## Start RECORD SET

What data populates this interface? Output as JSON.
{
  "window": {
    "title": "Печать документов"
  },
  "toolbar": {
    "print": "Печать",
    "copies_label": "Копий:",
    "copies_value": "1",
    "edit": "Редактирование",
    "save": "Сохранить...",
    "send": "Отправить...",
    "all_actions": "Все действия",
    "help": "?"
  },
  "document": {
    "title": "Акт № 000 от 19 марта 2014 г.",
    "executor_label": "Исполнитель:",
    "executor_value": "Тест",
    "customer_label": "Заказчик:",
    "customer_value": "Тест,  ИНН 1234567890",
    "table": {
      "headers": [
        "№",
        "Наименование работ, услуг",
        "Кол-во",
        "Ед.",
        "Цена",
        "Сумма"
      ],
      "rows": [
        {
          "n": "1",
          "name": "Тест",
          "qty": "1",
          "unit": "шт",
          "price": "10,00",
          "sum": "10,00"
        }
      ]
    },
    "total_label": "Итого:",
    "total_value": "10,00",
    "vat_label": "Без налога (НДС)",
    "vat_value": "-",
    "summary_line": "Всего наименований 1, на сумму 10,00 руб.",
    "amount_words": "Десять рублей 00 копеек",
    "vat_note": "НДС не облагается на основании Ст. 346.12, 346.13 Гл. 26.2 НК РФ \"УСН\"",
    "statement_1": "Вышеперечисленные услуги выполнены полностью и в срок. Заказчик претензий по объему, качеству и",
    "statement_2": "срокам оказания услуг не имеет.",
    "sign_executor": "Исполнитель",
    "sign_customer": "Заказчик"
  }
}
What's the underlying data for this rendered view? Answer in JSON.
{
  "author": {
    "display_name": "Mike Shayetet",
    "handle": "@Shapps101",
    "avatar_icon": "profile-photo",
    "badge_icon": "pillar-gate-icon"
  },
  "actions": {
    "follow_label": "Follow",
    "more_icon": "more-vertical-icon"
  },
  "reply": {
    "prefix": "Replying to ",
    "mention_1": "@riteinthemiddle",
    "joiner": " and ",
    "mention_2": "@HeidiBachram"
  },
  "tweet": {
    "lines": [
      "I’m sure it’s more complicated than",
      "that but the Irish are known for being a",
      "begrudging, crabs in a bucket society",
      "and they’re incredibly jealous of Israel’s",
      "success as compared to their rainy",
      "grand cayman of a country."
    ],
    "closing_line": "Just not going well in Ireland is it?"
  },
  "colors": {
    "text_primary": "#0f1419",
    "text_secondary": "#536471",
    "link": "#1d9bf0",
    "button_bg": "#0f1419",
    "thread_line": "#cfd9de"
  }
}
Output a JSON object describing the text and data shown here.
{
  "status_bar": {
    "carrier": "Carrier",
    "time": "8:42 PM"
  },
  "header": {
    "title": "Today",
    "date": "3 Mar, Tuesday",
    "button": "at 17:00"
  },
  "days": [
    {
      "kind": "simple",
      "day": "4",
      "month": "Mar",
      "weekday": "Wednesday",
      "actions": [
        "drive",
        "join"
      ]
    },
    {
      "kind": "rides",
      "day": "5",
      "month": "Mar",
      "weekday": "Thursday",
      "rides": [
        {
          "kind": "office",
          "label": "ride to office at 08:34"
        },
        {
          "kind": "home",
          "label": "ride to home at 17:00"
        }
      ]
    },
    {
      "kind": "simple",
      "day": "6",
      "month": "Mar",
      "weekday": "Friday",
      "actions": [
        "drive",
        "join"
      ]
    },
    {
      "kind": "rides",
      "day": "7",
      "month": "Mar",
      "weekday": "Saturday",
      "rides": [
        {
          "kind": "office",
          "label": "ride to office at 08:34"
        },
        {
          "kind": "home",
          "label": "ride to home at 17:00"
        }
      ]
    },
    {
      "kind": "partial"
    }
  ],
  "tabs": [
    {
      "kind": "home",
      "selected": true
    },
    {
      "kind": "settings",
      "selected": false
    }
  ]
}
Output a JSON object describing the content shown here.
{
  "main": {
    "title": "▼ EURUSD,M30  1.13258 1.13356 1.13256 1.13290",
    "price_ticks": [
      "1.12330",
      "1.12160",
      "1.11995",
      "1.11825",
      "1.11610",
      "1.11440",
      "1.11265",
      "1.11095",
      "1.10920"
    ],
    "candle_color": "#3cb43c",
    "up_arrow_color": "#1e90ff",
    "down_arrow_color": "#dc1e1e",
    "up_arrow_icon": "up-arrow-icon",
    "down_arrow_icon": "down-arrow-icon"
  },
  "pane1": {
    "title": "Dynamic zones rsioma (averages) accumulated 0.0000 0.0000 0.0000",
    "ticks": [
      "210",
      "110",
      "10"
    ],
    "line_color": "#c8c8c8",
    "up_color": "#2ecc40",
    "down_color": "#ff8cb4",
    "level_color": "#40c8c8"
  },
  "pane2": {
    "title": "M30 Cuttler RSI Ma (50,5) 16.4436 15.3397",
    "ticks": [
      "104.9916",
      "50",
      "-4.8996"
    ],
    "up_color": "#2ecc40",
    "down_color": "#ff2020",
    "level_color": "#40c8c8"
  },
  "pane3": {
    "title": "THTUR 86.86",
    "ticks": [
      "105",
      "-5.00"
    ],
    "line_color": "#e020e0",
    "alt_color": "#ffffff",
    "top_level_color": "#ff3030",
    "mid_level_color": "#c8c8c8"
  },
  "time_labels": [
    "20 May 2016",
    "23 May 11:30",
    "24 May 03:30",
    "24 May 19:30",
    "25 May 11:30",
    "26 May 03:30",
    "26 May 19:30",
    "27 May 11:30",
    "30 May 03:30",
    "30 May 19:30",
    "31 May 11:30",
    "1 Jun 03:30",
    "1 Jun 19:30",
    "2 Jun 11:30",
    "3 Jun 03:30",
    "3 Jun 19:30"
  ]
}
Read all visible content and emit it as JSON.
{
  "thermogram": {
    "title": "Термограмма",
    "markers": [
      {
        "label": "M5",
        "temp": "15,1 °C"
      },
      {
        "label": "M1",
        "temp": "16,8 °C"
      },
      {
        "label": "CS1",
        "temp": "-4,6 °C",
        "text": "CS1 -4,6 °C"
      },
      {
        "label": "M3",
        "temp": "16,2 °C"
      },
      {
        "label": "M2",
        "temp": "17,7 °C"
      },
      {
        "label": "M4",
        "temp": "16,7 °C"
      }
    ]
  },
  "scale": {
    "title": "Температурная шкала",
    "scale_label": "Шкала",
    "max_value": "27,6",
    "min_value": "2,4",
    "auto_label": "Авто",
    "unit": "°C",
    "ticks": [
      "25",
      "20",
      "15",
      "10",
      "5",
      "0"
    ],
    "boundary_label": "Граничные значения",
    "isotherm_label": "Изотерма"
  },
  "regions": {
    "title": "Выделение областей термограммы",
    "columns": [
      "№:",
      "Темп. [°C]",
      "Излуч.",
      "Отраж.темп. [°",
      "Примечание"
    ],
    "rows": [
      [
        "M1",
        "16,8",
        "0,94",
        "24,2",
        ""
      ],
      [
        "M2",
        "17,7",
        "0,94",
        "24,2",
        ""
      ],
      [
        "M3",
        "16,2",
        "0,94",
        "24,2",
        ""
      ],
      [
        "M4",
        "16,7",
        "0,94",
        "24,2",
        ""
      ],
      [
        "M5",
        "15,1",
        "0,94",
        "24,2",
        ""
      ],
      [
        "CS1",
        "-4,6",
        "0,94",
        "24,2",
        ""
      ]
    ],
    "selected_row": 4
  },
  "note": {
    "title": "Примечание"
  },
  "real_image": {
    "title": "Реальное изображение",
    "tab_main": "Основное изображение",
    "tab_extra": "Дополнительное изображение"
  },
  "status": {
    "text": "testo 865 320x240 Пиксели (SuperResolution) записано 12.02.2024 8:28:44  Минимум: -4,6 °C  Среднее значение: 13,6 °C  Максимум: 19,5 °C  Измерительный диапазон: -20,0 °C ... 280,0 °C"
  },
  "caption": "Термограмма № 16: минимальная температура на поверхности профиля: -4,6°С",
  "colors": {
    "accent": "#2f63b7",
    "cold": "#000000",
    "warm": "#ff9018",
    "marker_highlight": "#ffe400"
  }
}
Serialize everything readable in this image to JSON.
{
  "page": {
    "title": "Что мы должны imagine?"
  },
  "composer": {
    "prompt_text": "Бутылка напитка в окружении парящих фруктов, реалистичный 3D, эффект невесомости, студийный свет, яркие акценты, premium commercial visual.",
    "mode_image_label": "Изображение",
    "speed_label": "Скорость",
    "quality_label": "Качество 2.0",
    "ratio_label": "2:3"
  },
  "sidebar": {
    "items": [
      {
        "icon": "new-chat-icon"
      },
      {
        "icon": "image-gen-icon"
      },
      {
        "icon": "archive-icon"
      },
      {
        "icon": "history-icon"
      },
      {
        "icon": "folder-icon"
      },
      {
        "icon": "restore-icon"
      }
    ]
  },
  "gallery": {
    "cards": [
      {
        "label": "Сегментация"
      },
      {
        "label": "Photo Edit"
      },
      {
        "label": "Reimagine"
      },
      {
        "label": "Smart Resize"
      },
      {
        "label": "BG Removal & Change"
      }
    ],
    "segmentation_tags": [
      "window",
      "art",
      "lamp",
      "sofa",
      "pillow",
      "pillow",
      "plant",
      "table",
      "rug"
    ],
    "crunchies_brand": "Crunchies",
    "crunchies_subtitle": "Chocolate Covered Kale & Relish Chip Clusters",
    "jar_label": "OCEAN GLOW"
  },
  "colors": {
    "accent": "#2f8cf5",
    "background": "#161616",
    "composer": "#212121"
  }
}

## End RECORD SET

WHAT YOU NEED TO DO:
Go through the material above and copy each line that has the word "Output".

COMPLETED EXERCISE:
What data populates this interface? Output as JSON.
Output a JSON object describing the text and data shown here.
Output a JSON object describing the content shown here.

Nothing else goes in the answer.